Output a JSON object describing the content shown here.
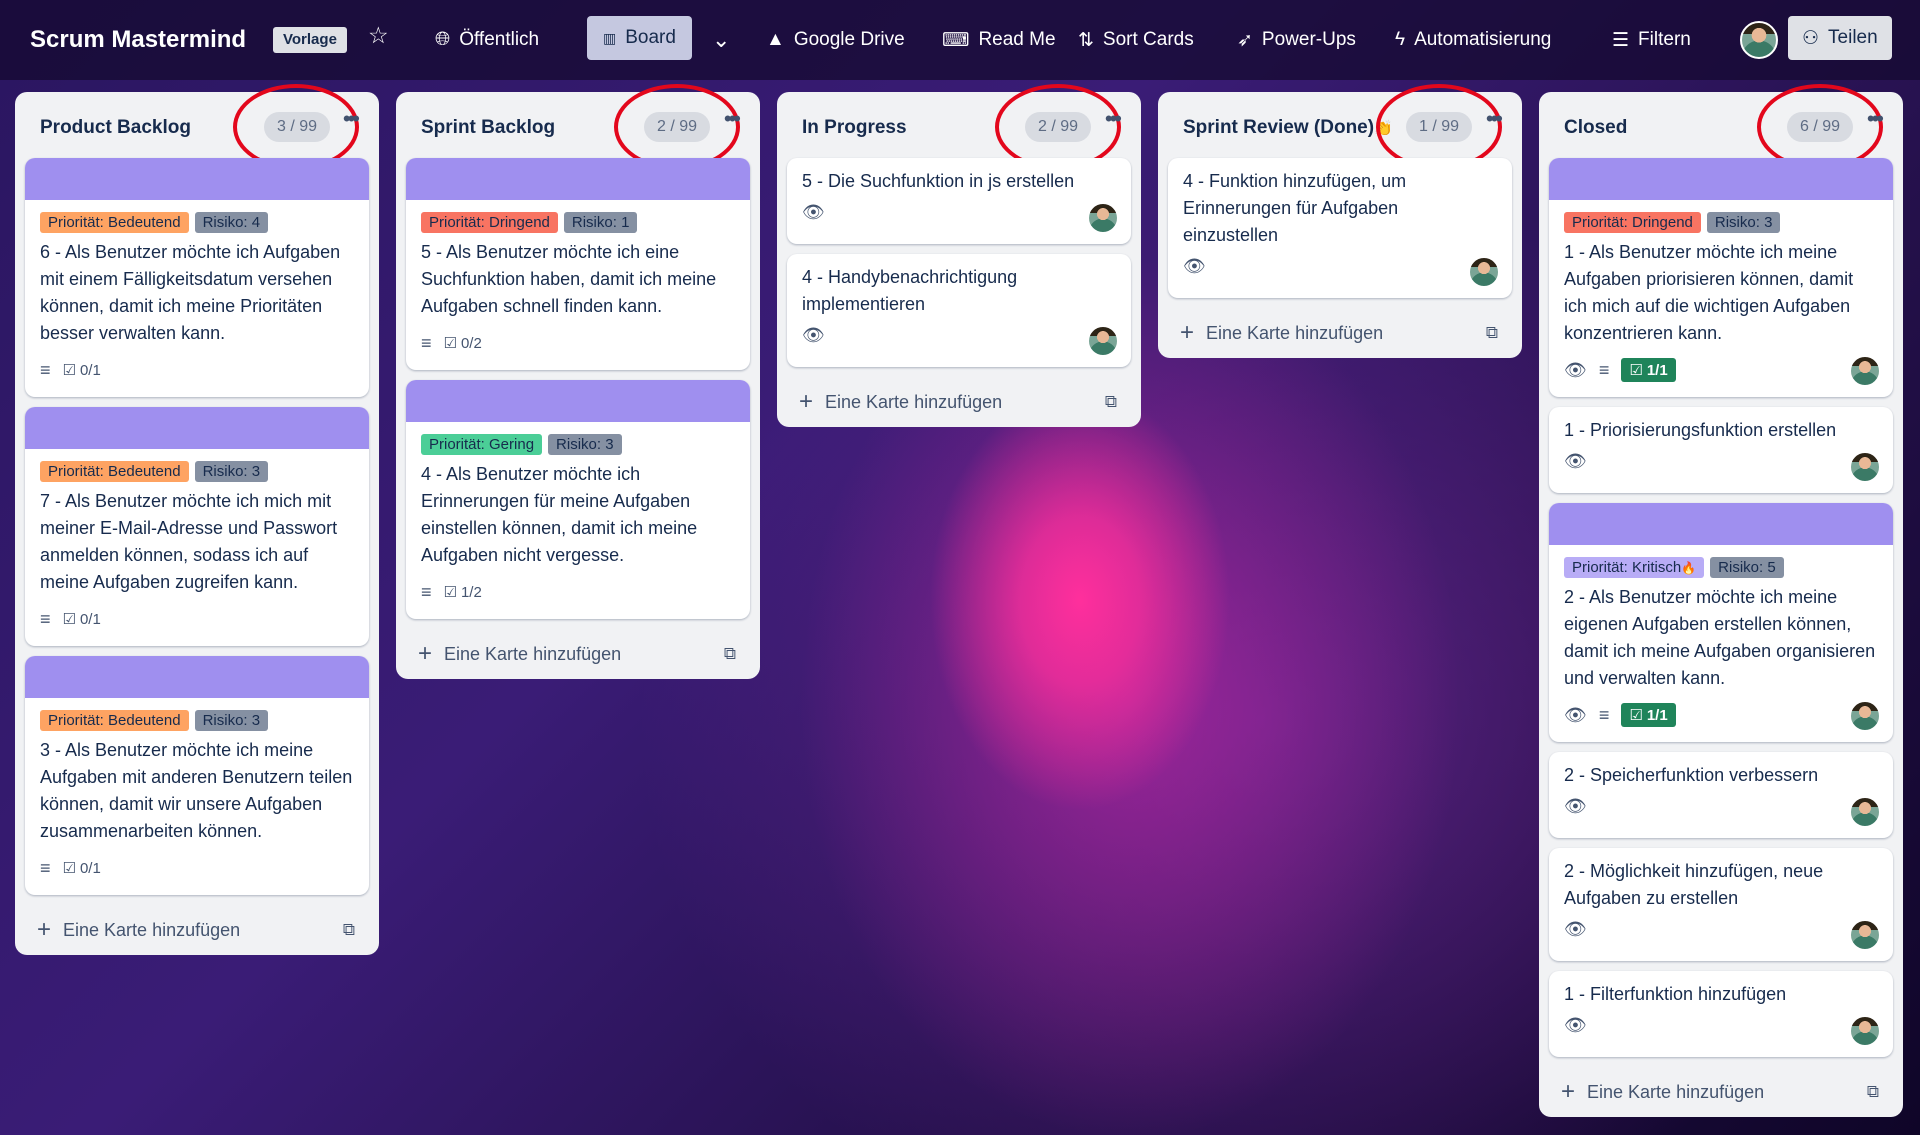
{
  "header": {
    "title": "Scrum Mastermind",
    "template_badge": "Vorlage",
    "visibility": "Öffentlich",
    "view": "Board",
    "google_drive": "Google Drive",
    "read_me": "Read Me",
    "sort_cards": "Sort Cards",
    "power_ups": "Power-Ups",
    "automation": "Automatisierung",
    "filter": "Filtern",
    "share": "Teilen"
  },
  "add_card_label": "Eine Karte hinzufügen",
  "lists": [
    {
      "name": "Product Backlog",
      "count": "3 / 99",
      "cards": [
        {
          "labels": [
            {
              "text": "Priorität: Bedeutend",
              "kind": "bed"
            },
            {
              "text": "Risiko: 4",
              "kind": "ris"
            }
          ],
          "title": "6 - Als Benutzer möchte ich Aufgaben mit einem Fälligkeitsdatum versehen können, damit ich meine Prioritäten besser verwalten kann.",
          "checklist": "0/1"
        },
        {
          "labels": [
            {
              "text": "Priorität: Bedeutend",
              "kind": "bed"
            },
            {
              "text": "Risiko: 3",
              "kind": "ris"
            }
          ],
          "title": "7 - Als Benutzer möchte ich mich mit meiner E-Mail-Adresse und Passwort anmelden können, sodass ich auf meine Aufgaben zugreifen kann.",
          "checklist": "0/1"
        },
        {
          "labels": [
            {
              "text": "Priorität: Bedeutend",
              "kind": "bed"
            },
            {
              "text": "Risiko: 3",
              "kind": "ris"
            }
          ],
          "title": "3 - Als Benutzer möchte ich meine Aufgaben mit anderen Benutzern teilen können, damit wir unsere Aufgaben zusammenarbeiten können.",
          "checklist": "0/1"
        }
      ]
    },
    {
      "name": "Sprint Backlog",
      "count": "2 / 99",
      "cards": [
        {
          "labels": [
            {
              "text": "Priorität: Dringend",
              "kind": "dri"
            },
            {
              "text": "Risiko: 1",
              "kind": "ris"
            }
          ],
          "title": "5 - Als Benutzer möchte ich eine Suchfunktion haben, damit ich meine Aufgaben schnell finden kann.",
          "checklist": "0/2"
        },
        {
          "labels": [
            {
              "text": "Priorität: Gering",
              "kind": "ger"
            },
            {
              "text": "Risiko: 3",
              "kind": "ris"
            }
          ],
          "title": "4 - Als Benutzer möchte ich Erinnerungen für meine Aufgaben einstellen können, damit ich meine Aufgaben nicht vergesse.",
          "checklist": "1/2"
        }
      ]
    },
    {
      "name": "In Progress",
      "count": "2 / 99",
      "cards": [
        {
          "title": "5 - Die Suchfunktion in js erstellen"
        },
        {
          "title": "4 - Handybenachrichtigung implementieren"
        }
      ]
    },
    {
      "name": "Sprint Review (Done)",
      "name_emoji": "👏",
      "count": "1 / 99",
      "cards": [
        {
          "title": "4 - Funktion hinzufügen, um Erinnerungen für Aufgaben einzustellen"
        }
      ]
    },
    {
      "name": "Closed",
      "count": "6 / 99",
      "cards": [
        {
          "labels": [
            {
              "text": "Priorität: Dringend",
              "kind": "dri"
            },
            {
              "text": "Risiko: 3",
              "kind": "ris"
            }
          ],
          "title": "1 - Als Benutzer möchte ich meine Aufgaben priorisieren können, damit ich mich auf die wichtigen Aufgaben konzentrieren kann.",
          "checklist": "1/1"
        },
        {
          "title": "1 - Priorisierungsfunktion erstellen"
        },
        {
          "labels": [
            {
              "text": "Priorität: Kritisch",
              "kind": "kri",
              "emoji": "🔥"
            },
            {
              "text": "Risiko: 5",
              "kind": "ris"
            }
          ],
          "title": "2 - Als Benutzer möchte ich meine eigenen Aufgaben erstellen können, damit ich meine Aufgaben organisieren und verwalten kann.",
          "checklist": "1/1"
        },
        {
          "title": "2 - Speicherfunktion verbessern"
        },
        {
          "title": "2 - Möglichkeit hinzufügen, neue Aufgaben zu erstellen"
        },
        {
          "title": "1 - Filterfunktion hinzufügen"
        }
      ]
    }
  ]
}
= = = = = = =
• Aim
Pull out all lines of the data with the string "Suchfunktion".

• Solution
          "title": "5 - Als Benutzer möchte ich eine Suchfunktion haben, damit ich meine Aufgaben schnell finden kann.",
          "title": "5 - Die Suchfunktion in js erstellen"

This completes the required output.